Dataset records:
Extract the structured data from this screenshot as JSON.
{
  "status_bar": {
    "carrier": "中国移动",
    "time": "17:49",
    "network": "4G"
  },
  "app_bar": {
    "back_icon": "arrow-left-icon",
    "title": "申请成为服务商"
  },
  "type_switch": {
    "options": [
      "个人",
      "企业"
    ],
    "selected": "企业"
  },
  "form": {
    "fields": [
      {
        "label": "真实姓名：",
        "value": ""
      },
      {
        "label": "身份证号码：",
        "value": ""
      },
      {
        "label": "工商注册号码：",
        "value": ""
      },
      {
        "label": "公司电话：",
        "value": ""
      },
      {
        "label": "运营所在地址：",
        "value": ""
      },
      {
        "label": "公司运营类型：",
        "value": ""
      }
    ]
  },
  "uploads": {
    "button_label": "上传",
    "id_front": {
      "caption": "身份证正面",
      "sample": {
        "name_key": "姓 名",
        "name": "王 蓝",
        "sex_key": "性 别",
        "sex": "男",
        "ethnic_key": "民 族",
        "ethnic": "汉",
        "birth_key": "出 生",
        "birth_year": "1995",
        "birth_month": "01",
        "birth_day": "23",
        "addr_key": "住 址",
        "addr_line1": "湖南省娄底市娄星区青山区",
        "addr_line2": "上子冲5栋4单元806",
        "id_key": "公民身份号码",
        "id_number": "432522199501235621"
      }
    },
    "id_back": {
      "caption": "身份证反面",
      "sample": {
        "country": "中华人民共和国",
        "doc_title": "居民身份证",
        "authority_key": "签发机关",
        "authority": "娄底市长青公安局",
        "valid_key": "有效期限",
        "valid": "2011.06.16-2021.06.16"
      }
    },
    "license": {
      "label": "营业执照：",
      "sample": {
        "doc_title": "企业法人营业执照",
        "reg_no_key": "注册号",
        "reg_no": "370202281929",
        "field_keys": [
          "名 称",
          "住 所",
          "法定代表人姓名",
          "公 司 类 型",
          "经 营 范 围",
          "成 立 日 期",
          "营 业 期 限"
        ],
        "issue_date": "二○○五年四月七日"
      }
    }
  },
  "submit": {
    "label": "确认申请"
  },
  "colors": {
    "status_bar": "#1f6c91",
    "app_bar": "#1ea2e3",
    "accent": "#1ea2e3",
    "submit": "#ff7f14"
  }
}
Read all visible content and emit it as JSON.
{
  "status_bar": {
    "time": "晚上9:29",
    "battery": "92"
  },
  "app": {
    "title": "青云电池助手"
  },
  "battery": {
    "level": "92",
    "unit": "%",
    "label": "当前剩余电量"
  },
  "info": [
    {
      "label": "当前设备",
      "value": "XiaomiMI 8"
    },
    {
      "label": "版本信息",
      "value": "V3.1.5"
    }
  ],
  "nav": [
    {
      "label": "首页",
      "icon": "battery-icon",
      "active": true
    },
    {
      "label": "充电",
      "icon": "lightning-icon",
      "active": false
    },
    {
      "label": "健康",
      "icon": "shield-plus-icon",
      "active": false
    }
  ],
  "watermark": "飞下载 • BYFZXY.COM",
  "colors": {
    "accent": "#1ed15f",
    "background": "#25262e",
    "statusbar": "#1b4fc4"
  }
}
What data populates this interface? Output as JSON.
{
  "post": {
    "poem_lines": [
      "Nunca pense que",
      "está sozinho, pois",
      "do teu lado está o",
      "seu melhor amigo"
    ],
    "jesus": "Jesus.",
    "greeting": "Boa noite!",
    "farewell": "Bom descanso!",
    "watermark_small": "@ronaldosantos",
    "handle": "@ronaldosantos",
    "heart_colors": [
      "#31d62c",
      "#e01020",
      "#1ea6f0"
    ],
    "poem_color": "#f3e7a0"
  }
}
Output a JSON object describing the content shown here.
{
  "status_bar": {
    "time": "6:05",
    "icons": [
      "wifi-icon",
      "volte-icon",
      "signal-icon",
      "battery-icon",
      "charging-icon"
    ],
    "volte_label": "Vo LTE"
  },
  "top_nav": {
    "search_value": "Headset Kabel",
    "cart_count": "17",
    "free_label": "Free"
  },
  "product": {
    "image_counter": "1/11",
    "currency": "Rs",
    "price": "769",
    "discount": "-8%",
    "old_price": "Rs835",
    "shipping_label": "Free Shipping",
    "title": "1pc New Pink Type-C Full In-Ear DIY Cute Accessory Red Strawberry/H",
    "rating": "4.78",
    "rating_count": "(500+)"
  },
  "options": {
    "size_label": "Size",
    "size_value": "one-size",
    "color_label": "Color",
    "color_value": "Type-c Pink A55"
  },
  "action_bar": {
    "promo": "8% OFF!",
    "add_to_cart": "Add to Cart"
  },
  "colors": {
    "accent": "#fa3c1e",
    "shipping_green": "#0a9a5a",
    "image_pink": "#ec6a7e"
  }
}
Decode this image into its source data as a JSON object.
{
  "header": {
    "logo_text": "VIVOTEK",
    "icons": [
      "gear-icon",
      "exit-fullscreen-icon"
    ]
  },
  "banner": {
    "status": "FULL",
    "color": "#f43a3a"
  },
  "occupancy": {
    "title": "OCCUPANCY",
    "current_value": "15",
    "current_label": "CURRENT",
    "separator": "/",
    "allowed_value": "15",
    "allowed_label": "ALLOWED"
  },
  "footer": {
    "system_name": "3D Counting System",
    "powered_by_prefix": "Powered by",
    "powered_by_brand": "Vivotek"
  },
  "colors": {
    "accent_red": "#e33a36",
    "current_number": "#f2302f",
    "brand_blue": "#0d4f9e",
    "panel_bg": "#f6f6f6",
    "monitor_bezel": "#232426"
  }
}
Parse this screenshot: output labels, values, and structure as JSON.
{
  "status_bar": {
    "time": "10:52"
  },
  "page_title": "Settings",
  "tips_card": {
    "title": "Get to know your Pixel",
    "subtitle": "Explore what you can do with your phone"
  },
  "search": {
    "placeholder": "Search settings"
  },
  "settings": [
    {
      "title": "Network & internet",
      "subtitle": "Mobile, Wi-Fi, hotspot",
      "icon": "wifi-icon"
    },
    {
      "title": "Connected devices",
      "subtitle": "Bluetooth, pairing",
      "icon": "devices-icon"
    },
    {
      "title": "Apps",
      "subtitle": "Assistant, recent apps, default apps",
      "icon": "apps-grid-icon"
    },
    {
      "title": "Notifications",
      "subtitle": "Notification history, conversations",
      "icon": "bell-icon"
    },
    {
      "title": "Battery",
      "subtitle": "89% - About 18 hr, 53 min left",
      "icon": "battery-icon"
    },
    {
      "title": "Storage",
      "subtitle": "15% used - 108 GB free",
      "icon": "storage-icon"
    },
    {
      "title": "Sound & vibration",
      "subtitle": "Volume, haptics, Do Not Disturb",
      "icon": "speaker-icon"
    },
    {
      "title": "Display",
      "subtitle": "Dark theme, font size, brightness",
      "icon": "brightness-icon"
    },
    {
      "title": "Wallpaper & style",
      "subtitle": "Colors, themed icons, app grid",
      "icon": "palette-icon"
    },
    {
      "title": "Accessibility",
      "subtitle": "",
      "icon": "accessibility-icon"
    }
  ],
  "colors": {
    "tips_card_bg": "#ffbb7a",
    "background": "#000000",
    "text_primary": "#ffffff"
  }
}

* _Given exercise_:
Identify which lines contain the word "object" and copy each one.

* _Completed exercise_:
Output a JSON object describing the content shown here.
Decode this image into its source data as a JSON object.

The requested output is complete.